→ GIVEN INSTRUCTION:
Count the lines below that contain the word "issues", and give only that number.

→ DATASET EXTRACT:
-- Begin --

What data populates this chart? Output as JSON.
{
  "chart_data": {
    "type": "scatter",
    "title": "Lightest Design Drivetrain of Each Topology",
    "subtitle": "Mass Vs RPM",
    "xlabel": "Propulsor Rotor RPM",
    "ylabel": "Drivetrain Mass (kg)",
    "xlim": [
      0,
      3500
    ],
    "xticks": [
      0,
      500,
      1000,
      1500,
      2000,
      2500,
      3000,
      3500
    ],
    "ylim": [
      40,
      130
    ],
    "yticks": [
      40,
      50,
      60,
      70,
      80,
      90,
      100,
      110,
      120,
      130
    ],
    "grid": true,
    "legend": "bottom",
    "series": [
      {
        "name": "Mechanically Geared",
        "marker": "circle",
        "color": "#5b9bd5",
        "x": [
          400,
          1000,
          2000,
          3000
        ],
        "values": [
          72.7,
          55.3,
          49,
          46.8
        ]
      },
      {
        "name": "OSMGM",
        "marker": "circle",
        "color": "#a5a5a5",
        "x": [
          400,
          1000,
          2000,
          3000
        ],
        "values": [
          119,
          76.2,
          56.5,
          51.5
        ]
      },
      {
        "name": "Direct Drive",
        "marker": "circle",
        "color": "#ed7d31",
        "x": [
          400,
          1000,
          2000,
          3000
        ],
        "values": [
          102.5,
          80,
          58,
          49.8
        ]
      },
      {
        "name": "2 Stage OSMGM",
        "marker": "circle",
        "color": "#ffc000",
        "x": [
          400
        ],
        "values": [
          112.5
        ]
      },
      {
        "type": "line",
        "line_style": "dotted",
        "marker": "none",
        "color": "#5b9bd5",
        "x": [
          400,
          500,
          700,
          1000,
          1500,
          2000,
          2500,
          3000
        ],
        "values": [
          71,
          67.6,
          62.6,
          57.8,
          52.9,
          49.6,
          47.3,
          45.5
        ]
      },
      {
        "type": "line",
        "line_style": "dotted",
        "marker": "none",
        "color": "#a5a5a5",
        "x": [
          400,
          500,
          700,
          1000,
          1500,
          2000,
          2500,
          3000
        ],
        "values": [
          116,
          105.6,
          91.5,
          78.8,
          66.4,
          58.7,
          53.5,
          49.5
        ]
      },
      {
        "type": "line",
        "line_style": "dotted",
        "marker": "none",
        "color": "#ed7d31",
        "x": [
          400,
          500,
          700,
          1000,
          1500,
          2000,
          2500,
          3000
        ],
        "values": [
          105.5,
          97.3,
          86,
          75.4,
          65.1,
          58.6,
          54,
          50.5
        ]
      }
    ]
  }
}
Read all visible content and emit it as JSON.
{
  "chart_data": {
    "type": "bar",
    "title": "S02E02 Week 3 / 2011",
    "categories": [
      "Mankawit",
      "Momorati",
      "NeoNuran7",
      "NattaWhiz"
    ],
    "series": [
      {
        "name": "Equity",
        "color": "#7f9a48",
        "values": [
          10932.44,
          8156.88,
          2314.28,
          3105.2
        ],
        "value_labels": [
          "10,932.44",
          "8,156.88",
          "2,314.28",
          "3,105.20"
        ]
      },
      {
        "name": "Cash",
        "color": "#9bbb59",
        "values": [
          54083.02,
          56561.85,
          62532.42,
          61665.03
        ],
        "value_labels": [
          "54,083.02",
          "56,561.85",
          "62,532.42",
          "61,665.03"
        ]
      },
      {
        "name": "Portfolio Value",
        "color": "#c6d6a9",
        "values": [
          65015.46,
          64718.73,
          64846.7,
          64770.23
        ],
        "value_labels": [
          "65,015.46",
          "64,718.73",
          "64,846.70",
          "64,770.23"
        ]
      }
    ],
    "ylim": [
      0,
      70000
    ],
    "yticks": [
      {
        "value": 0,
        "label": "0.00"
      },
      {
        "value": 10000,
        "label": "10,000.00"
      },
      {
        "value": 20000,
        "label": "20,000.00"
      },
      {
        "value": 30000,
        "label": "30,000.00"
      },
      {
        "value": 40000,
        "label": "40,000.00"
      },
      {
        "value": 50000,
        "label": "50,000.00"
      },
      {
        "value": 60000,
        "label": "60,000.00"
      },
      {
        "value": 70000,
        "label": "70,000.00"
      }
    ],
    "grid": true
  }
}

-- End --
-- Begin --

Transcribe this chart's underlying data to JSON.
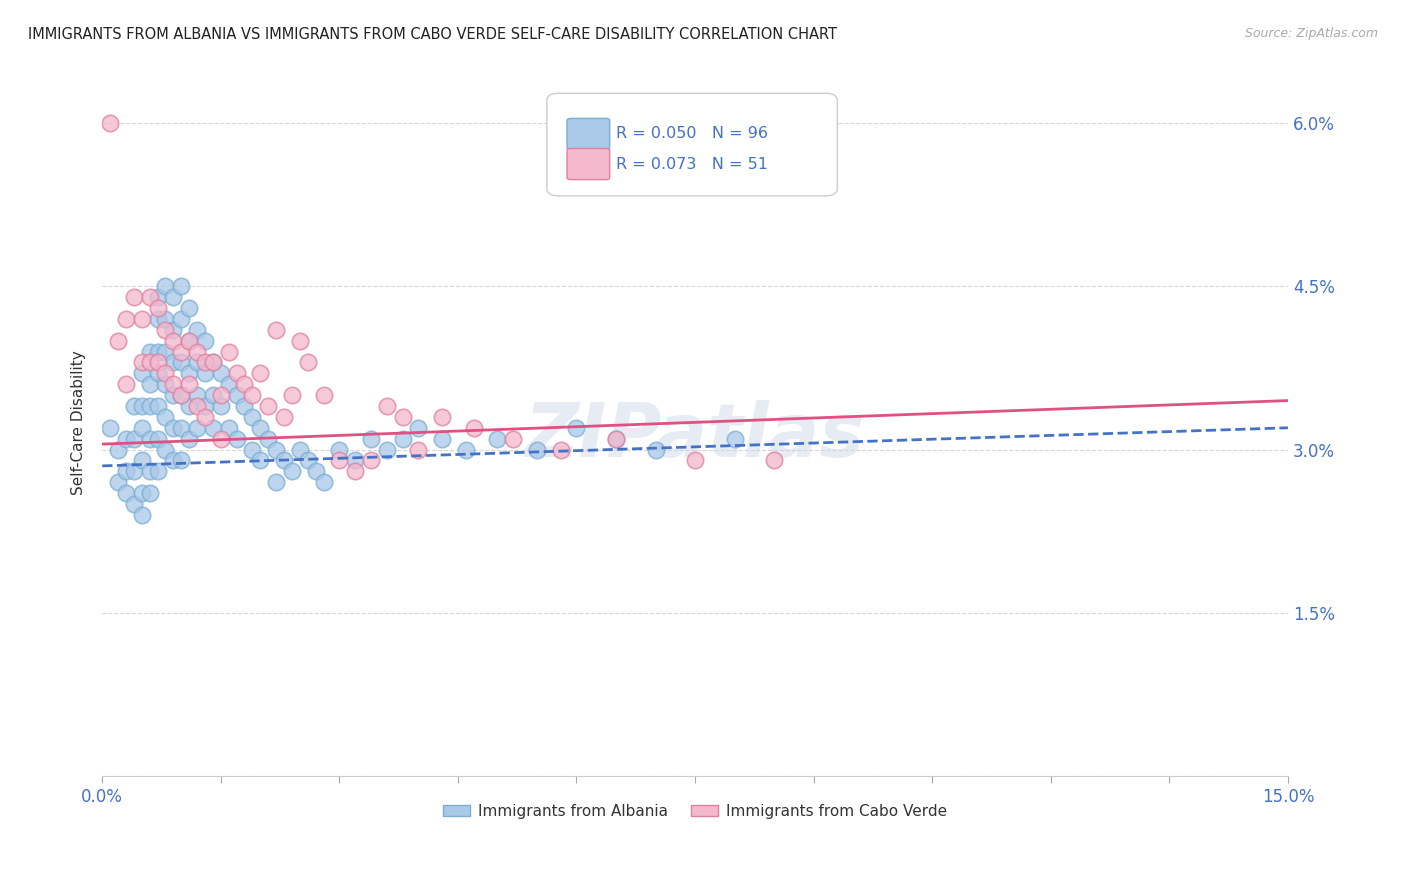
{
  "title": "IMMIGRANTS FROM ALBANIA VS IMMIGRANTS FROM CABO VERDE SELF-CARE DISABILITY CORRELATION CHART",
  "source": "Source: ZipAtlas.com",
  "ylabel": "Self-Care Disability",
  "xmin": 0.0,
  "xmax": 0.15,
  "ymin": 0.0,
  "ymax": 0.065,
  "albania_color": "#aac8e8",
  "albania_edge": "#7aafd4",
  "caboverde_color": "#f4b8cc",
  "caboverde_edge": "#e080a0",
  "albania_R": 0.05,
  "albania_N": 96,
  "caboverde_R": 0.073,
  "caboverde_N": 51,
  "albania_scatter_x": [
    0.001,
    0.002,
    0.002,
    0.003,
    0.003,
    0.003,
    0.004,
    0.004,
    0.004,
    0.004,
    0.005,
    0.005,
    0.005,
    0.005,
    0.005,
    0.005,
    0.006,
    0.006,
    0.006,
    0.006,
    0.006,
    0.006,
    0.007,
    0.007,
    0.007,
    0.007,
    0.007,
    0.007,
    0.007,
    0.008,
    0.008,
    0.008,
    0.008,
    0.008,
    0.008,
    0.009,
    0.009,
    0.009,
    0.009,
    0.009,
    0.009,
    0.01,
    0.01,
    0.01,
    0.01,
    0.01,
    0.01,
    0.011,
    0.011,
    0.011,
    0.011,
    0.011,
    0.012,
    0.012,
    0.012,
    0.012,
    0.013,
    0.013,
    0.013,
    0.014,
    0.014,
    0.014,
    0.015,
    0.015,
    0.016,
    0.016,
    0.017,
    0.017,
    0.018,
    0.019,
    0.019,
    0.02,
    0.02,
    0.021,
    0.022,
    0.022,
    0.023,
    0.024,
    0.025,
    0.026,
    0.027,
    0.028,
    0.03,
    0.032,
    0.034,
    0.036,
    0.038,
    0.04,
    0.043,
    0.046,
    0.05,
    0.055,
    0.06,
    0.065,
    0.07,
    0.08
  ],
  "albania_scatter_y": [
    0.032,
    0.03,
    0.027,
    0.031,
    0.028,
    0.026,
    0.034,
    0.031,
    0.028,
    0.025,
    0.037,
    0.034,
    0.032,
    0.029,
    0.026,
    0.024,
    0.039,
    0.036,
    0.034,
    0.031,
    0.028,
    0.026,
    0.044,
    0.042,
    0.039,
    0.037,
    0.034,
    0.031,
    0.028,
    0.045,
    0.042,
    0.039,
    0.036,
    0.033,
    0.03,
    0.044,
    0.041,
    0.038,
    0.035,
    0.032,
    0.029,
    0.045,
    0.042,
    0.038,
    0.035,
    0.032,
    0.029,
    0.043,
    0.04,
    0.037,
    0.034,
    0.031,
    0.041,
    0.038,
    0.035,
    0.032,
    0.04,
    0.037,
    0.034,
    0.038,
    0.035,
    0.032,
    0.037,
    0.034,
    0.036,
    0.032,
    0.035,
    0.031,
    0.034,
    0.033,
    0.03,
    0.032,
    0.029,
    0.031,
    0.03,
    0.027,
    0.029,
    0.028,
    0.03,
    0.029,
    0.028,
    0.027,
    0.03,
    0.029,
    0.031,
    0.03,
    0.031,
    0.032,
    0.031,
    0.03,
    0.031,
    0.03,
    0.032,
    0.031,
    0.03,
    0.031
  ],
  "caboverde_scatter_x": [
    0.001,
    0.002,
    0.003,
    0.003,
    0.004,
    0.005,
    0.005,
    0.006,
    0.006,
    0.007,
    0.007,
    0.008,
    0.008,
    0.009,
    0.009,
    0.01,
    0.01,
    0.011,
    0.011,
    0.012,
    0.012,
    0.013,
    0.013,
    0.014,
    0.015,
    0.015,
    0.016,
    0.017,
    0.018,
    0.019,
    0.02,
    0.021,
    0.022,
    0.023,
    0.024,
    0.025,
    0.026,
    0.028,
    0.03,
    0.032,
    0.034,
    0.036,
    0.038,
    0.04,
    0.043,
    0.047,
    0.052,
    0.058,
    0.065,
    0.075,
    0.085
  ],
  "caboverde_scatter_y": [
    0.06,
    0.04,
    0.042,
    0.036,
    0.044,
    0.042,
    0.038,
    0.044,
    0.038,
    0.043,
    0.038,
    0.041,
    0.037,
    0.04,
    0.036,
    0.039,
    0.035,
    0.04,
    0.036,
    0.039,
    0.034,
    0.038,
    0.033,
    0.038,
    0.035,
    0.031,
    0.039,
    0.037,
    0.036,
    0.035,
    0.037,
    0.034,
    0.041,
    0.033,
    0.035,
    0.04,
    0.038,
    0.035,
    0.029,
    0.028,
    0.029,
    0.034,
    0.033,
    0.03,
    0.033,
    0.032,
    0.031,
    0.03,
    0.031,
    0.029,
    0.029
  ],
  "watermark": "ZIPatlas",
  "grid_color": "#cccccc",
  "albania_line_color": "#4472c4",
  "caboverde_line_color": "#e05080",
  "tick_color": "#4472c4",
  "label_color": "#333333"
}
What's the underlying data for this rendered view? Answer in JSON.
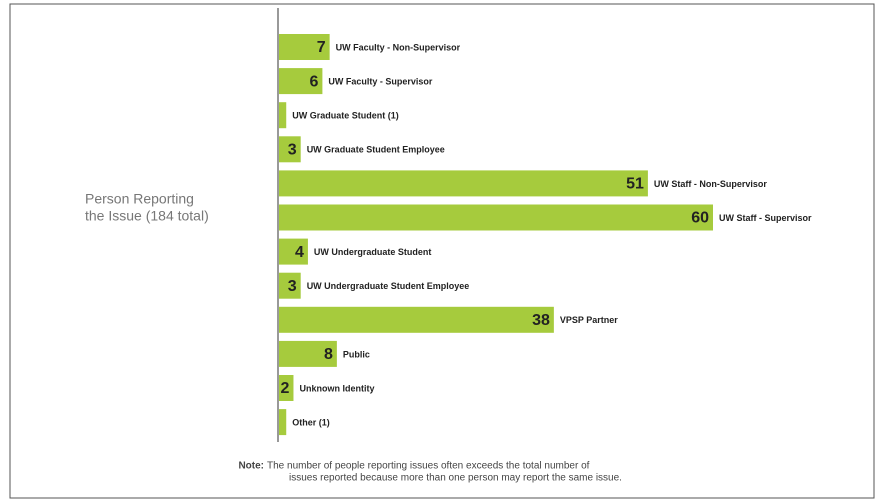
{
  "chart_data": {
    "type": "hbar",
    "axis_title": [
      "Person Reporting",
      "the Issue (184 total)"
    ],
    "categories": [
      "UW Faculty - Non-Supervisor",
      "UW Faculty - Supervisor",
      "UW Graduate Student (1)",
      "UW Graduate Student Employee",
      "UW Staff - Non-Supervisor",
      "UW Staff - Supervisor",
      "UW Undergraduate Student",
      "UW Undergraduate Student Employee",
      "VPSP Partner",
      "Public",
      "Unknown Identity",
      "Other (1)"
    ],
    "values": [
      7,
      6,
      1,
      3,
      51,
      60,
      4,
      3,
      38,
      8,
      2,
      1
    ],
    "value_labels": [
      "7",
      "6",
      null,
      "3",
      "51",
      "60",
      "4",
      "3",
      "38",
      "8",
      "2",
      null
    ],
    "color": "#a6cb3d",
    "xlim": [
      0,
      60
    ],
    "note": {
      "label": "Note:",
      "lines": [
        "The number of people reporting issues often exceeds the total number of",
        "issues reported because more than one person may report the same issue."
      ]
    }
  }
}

-- End --

→ FINISHED EXERCISE:
2